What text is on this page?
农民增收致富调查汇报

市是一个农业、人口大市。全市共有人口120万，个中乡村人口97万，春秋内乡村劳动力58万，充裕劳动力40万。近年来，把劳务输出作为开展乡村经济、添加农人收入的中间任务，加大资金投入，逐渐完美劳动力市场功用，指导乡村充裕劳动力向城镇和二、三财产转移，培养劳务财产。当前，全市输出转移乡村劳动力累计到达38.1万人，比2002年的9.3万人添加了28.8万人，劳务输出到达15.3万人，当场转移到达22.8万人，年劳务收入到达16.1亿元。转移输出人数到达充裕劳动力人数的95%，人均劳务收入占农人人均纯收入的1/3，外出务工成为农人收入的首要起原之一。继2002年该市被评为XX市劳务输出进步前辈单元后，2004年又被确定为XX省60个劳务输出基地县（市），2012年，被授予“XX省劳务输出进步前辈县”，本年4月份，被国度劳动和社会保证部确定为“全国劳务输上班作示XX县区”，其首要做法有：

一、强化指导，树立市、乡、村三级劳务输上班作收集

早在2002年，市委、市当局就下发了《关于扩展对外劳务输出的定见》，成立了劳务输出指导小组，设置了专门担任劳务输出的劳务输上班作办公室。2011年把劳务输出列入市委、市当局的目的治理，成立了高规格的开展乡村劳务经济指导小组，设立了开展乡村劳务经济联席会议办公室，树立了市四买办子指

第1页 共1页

> [DO THIS]
Restate every line of the data word for word.

> [OUTPUT FOR THIS TASK]
What text is on this page?
农民增收致富调查汇报

市是一个农业、人口大市。全市共有人口120万，个中乡村人口97万，春秋内乡村劳动力58万，充裕劳动力40万。近年来，把劳务输出作为开展乡村经济、添加农人收入的中间任务，加大资金投入，逐渐完美劳动力市场功用，指导乡村充裕劳动力向城镇和二、三财产转移，培养劳务财产。当前，全市输出转移乡村劳动力累计到达38.1万人，比2002年的9.3万人添加了28.8万人，劳务输出到达15.3万人，当场转移到达22.8万人，年劳务收入到达16.1亿元。转移输出人数到达充裕劳动力人数的95%，人均劳务收入占农人人均纯收入的1/3，外出务工成为农人收入的首要起原之一。继2002年该市被评为XX市劳务输出进步前辈单元后，2004年又被确定为XX省60个劳务输出基地县（市），2012年，被授予“XX省劳务输出进步前辈县”，本年4月份，被国度劳动和社会保证部确定为“全国劳务输上班作示XX县区”，其首要做法有：

一、强化指导，树立市、乡、村三级劳务输上班作收集

早在2002年，市委、市当局就下发了《关于扩展对外劳务输出的定见》，成立了劳务输出指导小组，设置了专门担任劳务输出的劳务输上班作办公室。2011年把劳务输出列入市委、市当局的目的治理，成立了高规格的开展乡村劳务经济指导小组，设立了开展乡村劳务经济联席会议办公室，树立了市四买办子指

第1页 共1页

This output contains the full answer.